## [Materials provided]
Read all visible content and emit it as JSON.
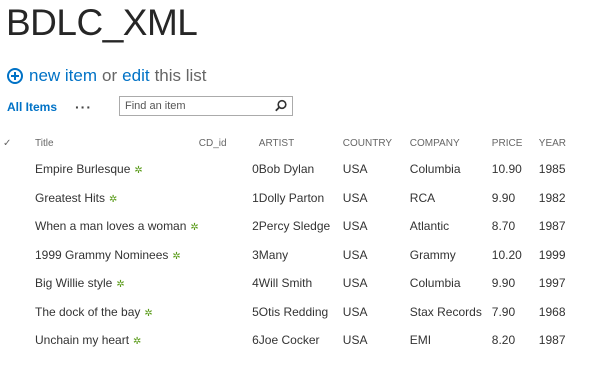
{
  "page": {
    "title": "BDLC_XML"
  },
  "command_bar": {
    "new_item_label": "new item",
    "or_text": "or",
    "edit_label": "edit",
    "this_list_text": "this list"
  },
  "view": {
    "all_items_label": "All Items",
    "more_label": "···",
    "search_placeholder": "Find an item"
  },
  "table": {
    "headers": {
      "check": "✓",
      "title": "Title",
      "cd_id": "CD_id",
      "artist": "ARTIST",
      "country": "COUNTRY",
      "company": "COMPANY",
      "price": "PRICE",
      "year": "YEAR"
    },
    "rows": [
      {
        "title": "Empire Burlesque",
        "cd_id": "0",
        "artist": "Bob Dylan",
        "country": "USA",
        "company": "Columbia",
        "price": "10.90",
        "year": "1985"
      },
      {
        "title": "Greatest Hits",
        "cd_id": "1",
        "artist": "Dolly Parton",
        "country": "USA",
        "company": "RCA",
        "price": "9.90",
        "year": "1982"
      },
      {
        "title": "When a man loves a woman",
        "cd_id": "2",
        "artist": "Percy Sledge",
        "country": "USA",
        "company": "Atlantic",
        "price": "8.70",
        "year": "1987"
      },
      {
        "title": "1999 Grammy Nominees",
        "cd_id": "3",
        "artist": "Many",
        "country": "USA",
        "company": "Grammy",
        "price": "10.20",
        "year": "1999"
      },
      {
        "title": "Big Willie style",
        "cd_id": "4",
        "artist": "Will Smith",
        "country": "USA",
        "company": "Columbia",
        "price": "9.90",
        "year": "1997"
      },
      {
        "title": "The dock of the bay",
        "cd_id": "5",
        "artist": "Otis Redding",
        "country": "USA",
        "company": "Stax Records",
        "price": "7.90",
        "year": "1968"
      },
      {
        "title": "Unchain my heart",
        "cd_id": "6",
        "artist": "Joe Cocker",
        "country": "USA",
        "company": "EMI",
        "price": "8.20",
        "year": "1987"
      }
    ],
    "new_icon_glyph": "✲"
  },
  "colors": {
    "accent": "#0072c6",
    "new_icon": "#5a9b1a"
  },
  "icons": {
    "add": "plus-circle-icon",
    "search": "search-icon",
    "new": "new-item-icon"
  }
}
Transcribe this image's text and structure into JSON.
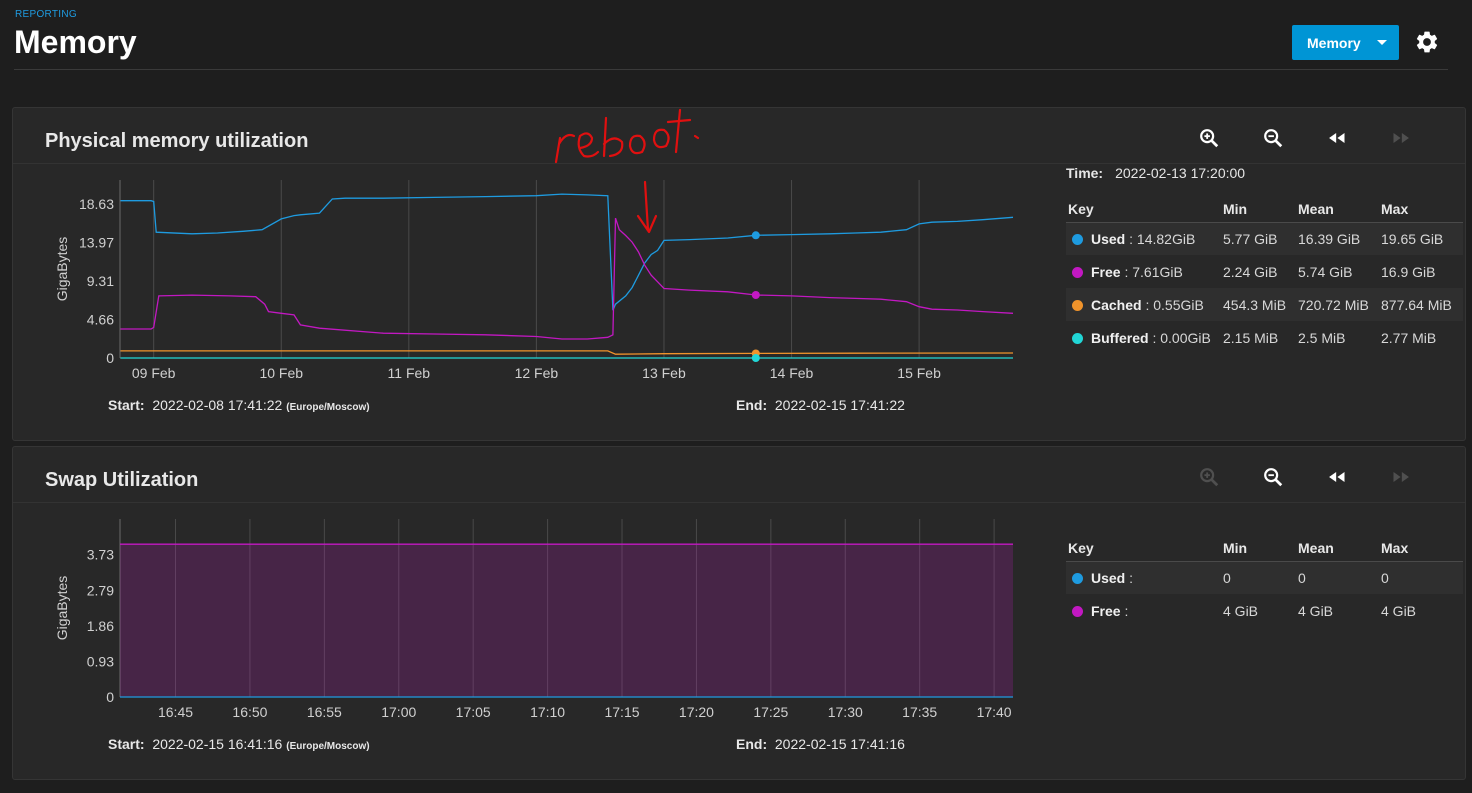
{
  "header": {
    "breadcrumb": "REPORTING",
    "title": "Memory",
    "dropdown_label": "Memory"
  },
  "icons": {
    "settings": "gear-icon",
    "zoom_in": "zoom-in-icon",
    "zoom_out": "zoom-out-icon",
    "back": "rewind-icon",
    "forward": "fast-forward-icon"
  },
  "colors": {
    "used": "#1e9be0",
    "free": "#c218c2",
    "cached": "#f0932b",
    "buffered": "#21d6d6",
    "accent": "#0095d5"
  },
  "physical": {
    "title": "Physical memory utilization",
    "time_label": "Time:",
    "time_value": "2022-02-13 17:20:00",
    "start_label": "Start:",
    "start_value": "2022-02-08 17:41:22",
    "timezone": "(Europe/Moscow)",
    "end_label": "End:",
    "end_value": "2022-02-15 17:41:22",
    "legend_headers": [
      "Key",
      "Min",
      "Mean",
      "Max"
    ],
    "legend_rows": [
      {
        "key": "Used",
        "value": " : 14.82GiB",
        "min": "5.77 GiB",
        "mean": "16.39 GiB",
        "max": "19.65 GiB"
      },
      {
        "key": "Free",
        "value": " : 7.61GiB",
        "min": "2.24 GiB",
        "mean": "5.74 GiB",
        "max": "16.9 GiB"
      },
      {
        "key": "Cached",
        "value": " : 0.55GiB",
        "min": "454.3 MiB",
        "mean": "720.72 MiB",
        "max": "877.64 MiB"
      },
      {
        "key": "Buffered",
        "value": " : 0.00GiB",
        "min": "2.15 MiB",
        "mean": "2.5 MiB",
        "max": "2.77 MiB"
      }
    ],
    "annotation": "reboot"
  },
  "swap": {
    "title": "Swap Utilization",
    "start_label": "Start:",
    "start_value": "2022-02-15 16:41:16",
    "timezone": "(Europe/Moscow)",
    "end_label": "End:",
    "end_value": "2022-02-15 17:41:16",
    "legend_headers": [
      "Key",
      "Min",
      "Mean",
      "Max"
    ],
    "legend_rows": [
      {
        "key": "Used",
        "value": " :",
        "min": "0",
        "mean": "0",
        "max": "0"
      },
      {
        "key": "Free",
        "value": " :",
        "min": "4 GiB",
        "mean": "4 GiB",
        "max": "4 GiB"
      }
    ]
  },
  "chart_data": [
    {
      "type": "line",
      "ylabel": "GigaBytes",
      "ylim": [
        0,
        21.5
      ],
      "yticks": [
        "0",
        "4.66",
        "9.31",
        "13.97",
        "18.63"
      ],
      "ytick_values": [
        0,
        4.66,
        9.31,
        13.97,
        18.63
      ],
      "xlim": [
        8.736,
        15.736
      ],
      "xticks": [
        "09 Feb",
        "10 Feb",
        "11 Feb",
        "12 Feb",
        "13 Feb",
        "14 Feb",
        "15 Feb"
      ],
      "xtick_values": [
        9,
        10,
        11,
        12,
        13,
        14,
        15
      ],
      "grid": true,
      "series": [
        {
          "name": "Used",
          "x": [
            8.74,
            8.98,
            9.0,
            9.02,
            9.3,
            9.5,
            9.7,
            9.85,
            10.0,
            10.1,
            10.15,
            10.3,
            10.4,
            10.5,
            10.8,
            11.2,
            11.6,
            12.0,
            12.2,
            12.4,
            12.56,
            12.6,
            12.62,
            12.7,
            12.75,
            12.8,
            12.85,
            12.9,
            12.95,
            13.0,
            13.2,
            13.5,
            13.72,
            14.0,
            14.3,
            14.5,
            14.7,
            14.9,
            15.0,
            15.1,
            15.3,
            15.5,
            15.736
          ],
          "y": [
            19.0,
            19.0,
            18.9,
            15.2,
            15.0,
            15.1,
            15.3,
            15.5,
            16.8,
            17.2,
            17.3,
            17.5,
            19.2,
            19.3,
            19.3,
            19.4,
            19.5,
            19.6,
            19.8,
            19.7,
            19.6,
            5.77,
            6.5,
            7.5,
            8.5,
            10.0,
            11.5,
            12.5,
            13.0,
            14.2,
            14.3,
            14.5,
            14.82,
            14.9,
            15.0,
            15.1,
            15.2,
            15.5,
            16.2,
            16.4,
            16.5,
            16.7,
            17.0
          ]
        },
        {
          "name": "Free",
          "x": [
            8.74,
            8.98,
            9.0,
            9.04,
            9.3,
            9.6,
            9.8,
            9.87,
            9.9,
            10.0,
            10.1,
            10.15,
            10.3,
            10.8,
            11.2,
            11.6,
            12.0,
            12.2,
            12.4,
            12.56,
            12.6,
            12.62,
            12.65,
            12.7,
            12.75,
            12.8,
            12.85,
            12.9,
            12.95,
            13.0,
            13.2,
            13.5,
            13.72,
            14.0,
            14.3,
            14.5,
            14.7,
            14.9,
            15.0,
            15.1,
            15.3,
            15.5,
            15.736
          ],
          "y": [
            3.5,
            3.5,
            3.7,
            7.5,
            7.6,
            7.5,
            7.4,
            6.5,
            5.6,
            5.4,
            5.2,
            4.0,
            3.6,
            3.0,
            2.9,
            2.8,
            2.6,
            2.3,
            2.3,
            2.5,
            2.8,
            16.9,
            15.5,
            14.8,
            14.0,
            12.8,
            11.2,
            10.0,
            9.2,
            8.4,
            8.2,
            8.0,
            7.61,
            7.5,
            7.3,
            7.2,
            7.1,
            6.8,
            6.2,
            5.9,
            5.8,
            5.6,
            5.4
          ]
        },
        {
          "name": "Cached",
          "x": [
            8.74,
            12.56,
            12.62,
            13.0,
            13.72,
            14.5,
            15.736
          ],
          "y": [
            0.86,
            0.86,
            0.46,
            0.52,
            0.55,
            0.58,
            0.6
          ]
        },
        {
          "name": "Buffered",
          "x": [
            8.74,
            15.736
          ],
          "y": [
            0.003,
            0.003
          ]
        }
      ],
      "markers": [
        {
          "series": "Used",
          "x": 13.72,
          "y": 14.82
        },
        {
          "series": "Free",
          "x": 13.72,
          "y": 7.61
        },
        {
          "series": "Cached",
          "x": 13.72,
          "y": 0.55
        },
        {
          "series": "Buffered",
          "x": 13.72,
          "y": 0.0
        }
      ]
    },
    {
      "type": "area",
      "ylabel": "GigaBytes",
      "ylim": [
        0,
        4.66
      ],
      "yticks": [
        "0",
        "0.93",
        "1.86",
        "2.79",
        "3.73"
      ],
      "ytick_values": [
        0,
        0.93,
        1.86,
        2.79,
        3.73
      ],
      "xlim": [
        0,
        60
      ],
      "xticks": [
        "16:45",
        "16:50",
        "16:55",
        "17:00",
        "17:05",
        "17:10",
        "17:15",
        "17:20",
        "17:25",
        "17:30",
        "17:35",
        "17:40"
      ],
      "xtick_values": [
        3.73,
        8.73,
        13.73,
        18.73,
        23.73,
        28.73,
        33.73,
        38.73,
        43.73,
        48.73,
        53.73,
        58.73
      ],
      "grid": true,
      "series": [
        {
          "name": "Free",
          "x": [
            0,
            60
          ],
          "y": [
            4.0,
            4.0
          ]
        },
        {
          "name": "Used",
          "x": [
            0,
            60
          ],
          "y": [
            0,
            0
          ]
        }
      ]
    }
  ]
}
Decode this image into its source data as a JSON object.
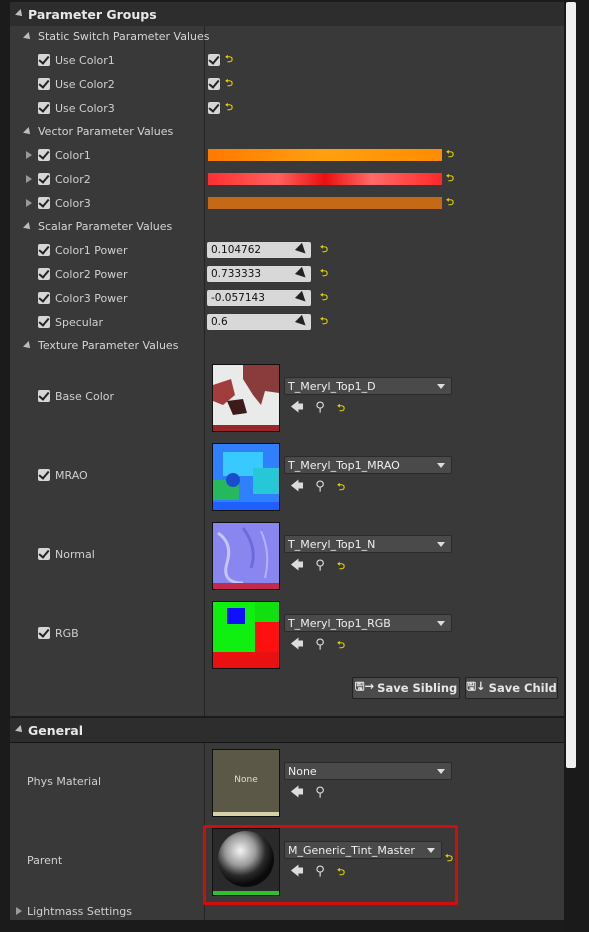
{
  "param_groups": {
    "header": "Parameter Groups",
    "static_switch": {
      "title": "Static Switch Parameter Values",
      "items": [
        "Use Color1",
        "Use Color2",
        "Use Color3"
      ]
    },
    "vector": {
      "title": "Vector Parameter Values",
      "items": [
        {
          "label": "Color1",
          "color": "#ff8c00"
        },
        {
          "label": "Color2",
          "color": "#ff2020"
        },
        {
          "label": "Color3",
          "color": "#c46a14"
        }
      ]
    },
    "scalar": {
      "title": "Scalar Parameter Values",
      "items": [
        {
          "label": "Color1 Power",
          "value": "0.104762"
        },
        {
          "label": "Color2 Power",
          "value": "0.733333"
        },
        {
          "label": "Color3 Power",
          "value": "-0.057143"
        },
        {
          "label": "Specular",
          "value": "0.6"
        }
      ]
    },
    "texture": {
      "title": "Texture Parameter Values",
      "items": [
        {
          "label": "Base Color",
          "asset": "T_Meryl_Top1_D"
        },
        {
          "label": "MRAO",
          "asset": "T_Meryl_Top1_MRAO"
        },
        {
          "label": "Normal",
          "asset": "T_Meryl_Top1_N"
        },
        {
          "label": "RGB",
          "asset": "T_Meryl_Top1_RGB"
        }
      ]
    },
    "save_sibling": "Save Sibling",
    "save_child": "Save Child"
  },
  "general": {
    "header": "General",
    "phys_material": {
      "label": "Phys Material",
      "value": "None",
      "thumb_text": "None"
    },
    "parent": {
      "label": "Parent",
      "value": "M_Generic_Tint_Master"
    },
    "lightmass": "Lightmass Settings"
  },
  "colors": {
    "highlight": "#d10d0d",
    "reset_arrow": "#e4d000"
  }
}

## [What you have to do]
Scan the listing above and identify each line holding the string "this"; copy every such line.

## [Response to the exercise]
    "this_list_text": "this list"
Transcribe this image's text and structure into JSON.
Decode this image into its source data as a JSON object.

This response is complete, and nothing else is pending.